Provided records

########################################

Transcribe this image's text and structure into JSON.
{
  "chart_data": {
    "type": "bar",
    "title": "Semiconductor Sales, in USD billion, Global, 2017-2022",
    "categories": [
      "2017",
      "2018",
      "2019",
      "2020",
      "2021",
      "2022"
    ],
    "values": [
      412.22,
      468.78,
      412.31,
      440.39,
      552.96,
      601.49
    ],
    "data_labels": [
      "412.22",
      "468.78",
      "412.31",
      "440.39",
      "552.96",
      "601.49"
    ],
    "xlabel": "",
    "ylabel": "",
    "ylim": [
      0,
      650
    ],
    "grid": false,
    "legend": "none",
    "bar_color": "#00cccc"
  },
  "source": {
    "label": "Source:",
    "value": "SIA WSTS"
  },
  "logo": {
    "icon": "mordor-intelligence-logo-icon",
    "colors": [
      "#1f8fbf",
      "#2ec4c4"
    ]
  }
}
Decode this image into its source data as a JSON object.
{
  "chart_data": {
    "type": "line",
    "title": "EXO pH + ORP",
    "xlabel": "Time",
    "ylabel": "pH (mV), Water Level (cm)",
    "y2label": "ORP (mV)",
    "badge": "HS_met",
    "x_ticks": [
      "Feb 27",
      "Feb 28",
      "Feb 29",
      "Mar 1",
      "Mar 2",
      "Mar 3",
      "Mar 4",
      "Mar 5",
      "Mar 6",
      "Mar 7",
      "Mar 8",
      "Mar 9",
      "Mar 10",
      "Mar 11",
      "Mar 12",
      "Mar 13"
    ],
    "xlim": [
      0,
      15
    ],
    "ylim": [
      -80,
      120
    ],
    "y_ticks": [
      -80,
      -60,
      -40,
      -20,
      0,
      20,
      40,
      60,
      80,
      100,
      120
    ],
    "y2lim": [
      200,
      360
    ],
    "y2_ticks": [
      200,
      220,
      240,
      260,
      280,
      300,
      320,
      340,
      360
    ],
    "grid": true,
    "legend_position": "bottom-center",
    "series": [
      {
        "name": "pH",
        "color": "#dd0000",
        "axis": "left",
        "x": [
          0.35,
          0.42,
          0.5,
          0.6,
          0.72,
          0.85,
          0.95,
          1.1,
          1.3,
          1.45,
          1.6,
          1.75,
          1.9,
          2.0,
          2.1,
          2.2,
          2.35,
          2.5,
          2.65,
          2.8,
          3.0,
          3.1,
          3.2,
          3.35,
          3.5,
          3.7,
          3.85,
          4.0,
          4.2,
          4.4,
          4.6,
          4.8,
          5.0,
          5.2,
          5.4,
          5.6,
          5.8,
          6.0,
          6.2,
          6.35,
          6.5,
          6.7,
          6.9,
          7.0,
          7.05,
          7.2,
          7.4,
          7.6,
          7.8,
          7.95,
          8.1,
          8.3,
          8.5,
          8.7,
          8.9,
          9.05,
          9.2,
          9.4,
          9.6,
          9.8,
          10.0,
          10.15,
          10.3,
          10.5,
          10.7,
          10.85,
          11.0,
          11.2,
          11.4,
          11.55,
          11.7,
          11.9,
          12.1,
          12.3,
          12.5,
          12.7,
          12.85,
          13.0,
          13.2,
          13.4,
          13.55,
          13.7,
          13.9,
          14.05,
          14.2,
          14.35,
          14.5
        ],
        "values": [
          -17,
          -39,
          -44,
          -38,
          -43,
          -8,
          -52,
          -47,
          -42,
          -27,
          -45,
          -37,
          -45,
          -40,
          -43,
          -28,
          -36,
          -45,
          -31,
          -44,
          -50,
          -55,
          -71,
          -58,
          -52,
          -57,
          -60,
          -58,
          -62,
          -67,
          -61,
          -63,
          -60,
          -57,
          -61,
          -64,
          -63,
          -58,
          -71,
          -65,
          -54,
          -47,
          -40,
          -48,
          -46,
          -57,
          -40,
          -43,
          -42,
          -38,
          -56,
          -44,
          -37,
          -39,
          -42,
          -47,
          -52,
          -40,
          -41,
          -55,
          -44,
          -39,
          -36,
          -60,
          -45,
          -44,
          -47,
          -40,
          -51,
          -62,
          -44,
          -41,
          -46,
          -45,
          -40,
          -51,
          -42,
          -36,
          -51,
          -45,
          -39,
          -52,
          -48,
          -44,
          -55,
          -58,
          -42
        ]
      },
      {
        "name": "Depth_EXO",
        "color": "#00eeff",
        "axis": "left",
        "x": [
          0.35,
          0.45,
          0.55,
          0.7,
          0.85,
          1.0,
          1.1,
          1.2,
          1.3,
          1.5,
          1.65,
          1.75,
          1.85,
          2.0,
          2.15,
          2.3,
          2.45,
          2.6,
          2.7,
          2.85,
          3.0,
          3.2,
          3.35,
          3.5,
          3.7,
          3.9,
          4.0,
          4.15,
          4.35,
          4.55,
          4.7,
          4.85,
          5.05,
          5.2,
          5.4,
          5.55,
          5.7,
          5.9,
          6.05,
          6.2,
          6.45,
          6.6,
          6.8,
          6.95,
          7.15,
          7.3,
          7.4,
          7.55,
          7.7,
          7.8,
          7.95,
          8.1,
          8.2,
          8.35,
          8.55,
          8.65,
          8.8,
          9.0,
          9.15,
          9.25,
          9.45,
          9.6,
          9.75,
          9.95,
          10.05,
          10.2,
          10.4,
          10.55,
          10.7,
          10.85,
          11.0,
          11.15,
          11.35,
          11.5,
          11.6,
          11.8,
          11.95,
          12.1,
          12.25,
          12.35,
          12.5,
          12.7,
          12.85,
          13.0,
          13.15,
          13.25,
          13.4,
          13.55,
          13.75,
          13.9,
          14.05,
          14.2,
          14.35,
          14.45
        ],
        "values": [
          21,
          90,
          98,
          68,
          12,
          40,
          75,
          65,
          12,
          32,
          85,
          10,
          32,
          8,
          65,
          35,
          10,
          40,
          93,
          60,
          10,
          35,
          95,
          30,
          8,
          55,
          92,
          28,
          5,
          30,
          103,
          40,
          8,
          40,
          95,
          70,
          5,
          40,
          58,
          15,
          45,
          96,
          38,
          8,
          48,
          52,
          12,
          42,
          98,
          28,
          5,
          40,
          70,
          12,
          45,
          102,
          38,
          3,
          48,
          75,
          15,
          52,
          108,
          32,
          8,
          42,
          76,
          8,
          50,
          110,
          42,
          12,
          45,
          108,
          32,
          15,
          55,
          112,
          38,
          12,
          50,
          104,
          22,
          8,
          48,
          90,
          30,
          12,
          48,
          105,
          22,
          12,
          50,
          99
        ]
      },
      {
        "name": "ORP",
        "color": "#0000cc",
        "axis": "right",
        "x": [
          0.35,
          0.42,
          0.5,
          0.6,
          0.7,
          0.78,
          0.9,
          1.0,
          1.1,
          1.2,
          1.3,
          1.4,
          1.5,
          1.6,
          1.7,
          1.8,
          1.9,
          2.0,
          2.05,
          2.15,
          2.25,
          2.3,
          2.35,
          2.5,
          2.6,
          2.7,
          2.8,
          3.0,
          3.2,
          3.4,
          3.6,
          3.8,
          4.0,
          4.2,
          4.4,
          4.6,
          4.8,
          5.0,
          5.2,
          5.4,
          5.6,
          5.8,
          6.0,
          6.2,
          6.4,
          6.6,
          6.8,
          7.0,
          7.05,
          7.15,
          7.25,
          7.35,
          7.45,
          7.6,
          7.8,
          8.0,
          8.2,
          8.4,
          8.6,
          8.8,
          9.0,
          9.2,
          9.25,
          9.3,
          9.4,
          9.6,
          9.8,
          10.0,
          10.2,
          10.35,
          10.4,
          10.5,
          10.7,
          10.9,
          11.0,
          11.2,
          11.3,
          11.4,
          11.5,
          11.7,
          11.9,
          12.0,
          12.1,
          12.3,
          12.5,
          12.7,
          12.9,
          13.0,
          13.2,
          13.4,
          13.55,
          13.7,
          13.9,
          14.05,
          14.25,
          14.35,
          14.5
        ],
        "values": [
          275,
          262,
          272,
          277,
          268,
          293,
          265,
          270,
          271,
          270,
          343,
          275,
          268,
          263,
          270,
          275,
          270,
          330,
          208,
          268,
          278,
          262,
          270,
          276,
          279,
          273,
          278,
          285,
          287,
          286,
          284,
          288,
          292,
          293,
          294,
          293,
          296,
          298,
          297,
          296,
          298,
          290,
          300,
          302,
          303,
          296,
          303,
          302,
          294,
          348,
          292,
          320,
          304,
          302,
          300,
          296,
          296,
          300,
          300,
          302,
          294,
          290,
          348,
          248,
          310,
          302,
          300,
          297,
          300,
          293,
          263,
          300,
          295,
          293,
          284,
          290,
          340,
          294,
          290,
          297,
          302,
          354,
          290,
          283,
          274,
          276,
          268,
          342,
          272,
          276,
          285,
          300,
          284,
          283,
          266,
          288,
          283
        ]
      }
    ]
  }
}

########################################

The exercise
Copy out each line of the records where the string "title" appears.

Worked answer
    "title": "Semiconductor Sales, in USD billion, Global, 2017-2022",
    "title": "EXO pH + ORP",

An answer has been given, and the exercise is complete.